- [Exercise]:
Extract each record and reproduce it exactly.

- [Data rows]:

--------------------

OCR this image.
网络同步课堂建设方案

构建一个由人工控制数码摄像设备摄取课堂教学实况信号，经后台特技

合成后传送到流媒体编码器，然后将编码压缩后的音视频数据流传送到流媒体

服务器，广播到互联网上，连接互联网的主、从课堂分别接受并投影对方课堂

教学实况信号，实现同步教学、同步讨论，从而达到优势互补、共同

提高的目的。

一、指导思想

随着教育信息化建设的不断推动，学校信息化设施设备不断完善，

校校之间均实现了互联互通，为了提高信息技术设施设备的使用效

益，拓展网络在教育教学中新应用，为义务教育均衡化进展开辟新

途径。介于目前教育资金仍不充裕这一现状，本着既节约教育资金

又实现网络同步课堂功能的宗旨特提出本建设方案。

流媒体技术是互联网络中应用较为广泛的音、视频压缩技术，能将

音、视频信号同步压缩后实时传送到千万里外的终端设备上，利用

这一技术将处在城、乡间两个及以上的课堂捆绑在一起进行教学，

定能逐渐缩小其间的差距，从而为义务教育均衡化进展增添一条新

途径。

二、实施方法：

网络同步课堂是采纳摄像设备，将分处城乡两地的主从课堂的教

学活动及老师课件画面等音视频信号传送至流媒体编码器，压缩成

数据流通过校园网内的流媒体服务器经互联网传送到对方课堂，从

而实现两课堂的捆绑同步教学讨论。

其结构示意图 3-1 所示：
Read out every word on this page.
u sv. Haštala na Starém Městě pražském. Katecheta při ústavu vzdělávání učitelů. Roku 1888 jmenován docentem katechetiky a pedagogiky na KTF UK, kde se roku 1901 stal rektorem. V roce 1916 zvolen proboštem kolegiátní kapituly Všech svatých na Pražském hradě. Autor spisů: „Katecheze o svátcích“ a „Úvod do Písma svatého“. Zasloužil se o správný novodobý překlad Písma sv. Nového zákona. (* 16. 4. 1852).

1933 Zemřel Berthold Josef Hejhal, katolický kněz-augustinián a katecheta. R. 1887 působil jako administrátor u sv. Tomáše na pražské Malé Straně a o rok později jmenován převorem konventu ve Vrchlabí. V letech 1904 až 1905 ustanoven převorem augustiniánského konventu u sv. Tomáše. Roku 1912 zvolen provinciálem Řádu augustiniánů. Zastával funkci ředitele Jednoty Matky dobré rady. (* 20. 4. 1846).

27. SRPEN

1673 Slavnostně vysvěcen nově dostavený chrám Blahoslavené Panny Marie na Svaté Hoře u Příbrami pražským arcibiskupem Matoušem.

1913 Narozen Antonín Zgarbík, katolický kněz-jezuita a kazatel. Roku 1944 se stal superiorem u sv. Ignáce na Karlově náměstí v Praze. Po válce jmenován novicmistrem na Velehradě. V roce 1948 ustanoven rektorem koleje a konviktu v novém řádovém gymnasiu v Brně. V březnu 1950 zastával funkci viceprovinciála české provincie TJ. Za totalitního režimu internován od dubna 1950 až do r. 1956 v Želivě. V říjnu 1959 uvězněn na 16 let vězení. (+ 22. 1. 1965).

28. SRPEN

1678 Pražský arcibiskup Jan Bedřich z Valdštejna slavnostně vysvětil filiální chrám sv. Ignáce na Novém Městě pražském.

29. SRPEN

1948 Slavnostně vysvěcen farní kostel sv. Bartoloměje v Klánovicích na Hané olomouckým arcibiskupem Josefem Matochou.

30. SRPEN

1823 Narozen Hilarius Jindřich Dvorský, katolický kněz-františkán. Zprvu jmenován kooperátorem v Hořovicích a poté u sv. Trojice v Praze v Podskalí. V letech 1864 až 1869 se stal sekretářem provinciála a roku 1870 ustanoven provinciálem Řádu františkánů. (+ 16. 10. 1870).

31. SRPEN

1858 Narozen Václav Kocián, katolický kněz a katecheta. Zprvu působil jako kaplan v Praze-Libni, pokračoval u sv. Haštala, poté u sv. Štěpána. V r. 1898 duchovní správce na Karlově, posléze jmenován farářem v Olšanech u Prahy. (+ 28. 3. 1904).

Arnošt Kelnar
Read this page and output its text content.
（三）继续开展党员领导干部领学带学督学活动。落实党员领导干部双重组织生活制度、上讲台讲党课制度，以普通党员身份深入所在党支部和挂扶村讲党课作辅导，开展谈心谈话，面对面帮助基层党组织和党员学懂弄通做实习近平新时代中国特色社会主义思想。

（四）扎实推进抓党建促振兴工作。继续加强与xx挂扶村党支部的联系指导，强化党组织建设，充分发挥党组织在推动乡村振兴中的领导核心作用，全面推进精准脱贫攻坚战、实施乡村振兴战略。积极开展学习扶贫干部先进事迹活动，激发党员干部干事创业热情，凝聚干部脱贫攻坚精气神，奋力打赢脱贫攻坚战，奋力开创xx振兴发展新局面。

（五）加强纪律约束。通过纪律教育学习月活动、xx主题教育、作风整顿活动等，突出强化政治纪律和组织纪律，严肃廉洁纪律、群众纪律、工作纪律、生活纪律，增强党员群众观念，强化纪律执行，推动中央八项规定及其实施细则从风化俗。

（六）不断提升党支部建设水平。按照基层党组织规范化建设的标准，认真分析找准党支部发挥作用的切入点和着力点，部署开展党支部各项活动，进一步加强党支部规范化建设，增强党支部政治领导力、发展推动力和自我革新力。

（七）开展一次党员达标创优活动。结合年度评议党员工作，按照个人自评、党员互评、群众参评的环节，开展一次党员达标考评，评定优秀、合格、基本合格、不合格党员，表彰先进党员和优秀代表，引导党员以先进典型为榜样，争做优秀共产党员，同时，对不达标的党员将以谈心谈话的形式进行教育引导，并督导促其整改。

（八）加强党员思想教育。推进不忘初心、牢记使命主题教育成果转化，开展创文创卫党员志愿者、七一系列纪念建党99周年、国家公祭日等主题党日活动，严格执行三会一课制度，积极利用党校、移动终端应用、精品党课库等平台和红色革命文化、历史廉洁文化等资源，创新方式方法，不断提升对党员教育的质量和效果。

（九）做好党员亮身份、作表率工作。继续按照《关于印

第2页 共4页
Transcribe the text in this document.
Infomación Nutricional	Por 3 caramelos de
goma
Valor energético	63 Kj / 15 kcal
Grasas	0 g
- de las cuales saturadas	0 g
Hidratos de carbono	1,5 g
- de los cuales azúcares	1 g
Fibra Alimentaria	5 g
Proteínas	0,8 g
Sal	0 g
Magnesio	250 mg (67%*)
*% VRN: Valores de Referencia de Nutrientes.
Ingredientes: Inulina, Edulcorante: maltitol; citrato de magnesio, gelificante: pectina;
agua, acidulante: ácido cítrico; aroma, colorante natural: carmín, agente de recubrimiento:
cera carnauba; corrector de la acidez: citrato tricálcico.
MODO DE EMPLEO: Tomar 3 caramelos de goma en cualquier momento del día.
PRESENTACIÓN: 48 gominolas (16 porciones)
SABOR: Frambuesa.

--------------------

- [Written answer]:
OCR this image.
网络同步课堂建设方案

构建一个由人工控制数码摄像设备摄取课堂教学实况信号，经后台特技

合成后传送到流媒体编码器，然后将编码压缩后的音视频数据流传送到流媒体

服务器，广播到互联网上，连接互联网的主、从课堂分别接受并投影对方课堂

教学实况信号，实现同步教学、同步讨论，从而达到优势互补、共同

提高的目的。

一、指导思想

随着教育信息化建设的不断推动，学校信息化设施设备不断完善，

校校之间均实现了互联互通，为了提高信息技术设施设备的使用效

益，拓展网络在教育教学中新应用，为义务教育均衡化进展开辟新

途径。介于目前教育资金仍不充裕这一现状，本着既节约教育资金

又实现网络同步课堂功能的宗旨特提出本建设方案。

流媒体技术是互联网络中应用较为广泛的音、视频压缩技术，能将

音、视频信号同步压缩后实时传送到千万里外的终端设备上，利用

这一技术将处在城、乡间两个及以上的课堂捆绑在一起进行教学，

定能逐渐缩小其间的差距，从而为义务教育均衡化进展增添一条新

途径。

二、实施方法：

网络同步课堂是采纳摄像设备，将分处城乡两地的主从课堂的教

学活动及老师课件画面等音视频信号传送至流媒体编码器，压缩成

数据流通过校园网内的流媒体服务器经互联网传送到对方课堂，从

而实现两课堂的捆绑同步教学讨论。

其结构示意图 3-1 所示：
Read out every word on this page.
u sv. Haštala na Starém Městě pražském. Katecheta při ústavu vzdělávání učitelů. Roku 1888 jmenován docentem katechetiky a pedagogiky na KTF UK, kde se roku 1901 stal rektorem. V roce 1916 zvolen proboštem kolegiátní kapituly Všech svatých na Pražském hradě. Autor spisů: „Katecheze o svátcích“ a „Úvod do Písma svatého“. Zasloužil se o správný novodobý překlad Písma sv. Nového zákona. (* 16. 4. 1852).

1933 Zemřel Berthold Josef Hejhal, katolický kněz-augustinián a katecheta. R. 1887 působil jako administrátor u sv. Tomáše na pražské Malé Straně a o rok později jmenován převorem konventu ve Vrchlabí. V letech 1904 až 1905 ustanoven převorem augustiniánského konventu u sv. Tomáše. Roku 1912 zvolen provinciálem Řádu augustiniánů. Zastával funkci ředitele Jednoty Matky dobré rady. (* 20. 4. 1846).

27. SRPEN

1673 Slavnostně vysvěcen nově dostavený chrám Blahoslavené Panny Marie na Svaté Hoře u Příbrami pražským arcibiskupem Matoušem.

1913 Narozen Antonín Zgarbík, katolický kněz-jezuita a kazatel. Roku 1944 se stal superiorem u sv. Ignáce na Karlově náměstí v Praze. Po válce jmenován novicmistrem na Velehradě. V roce 1948 ustanoven rektorem koleje a konviktu v novém řádovém gymnasiu v Brně. V březnu 1950 zastával funkci viceprovinciála české provincie TJ. Za totalitního režimu internován od dubna 1950 až do r. 1956 v Želivě. V říjnu 1959 uvězněn na 16 let vězení. (+ 22. 1. 1965).

28. SRPEN

1678 Pražský arcibiskup Jan Bedřich z Valdštejna slavnostně vysvětil filiální chrám sv. Ignáce na Novém Městě pražském.

29. SRPEN

1948 Slavnostně vysvěcen farní kostel sv. Bartoloměje v Klánovicích na Hané olomouckým arcibiskupem Josefem Matochou.

30. SRPEN

1823 Narozen Hilarius Jindřich Dvorský, katolický kněz-františkán. Zprvu jmenován kooperátorem v Hořovicích a poté u sv. Trojice v Praze v Podskalí. V letech 1864 až 1869 se stal sekretářem provinciála a roku 1870 ustanoven provinciálem Řádu františkánů. (+ 16. 10. 1870).

31. SRPEN

1858 Narozen Václav Kocián, katolický kněz a katecheta. Zprvu působil jako kaplan v Praze-Libni, pokračoval u sv. Haštala, poté u sv. Štěpána. V r. 1898 duchovní správce na Karlově, posléze jmenován farářem v Olšanech u Prahy. (+ 28. 3. 1904).

Arnošt Kelnar
Read this page and output its text content.
（三）继续开展党员领导干部领学带学督学活动。落实党员领导干部双重组织生活制度、上讲台讲党课制度，以普通党员身份深入所在党支部和挂扶村讲党课作辅导，开展谈心谈话，面对面帮助基层党组织和党员学懂弄通做实习近平新时代中国特色社会主义思想。

（四）扎实推进抓党建促振兴工作。继续加强与xx挂扶村党支部的联系指导，强化党组织建设，充分发挥党组织在推动乡村振兴中的领导核心作用，全面推进精准脱贫攻坚战、实施乡村振兴战略。积极开展学习扶贫干部先进事迹活动，激发党员干部干事创业热情，凝聚干部脱贫攻坚精气神，奋力打赢脱贫攻坚战，奋力开创xx振兴发展新局面。

（五）加强纪律约束。通过纪律教育学习月活动、xx主题教育、作风整顿活动等，突出强化政治纪律和组织纪律，严肃廉洁纪律、群众纪律、工作纪律、生活纪律，增强党员群众观念，强化纪律执行，推动中央八项规定及其实施细则从风化俗。

（六）不断提升党支部建设水平。按照基层党组织规范化建设的标准，认真分析找准党支部发挥作用的切入点和着力点，部署开展党支部各项活动，进一步加强党支部规范化建设，增强党支部政治领导力、发展推动力和自我革新力。

（七）开展一次党员达标创优活动。结合年度评议党员工作，按照个人自评、党员互评、群众参评的环节，开展一次党员达标考评，评定优秀、合格、基本合格、不合格党员，表彰先进党员和优秀代表，引导党员以先进典型为榜样，争做优秀共产党员，同时，对不达标的党员将以谈心谈话的形式进行教育引导，并督导促其整改。

（八）加强党员思想教育。推进不忘初心、牢记使命主题教育成果转化，开展创文创卫党员志愿者、七一系列纪念建党99周年、国家公祭日等主题党日活动，严格执行三会一课制度，积极利用党校、移动终端应用、精品党课库等平台和红色革命文化、历史廉洁文化等资源，创新方式方法，不断提升对党员教育的质量和效果。

（九）做好党员亮身份、作表率工作。继续按照《关于印

第2页 共4页
Transcribe the text in this document.
Infomación Nutricional	Por 3 caramelos de
goma
Valor energético	63 Kj / 15 kcal
Grasas	0 g
- de las cuales saturadas	0 g
Hidratos de carbono	1,5 g
- de los cuales azúcares	1 g
Fibra Alimentaria	5 g
Proteínas	0,8 g
Sal	0 g
Magnesio	250 mg (67%*)
*% VRN: Valores de Referencia de Nutrientes.
Ingredientes: Inulina, Edulcorante: maltitol; citrato de magnesio, gelificante: pectina;
agua, acidulante: ácido cítrico; aroma, colorante natural: carmín, agente de recubrimiento:
cera carnauba; corrector de la acidez: citrato tricálcico.
MODO DE EMPLEO: Tomar 3 caramelos de goma en cualquier momento del día.
PRESENTACIÓN: 48 gominolas (16 porciones)
SABOR: Frambuesa.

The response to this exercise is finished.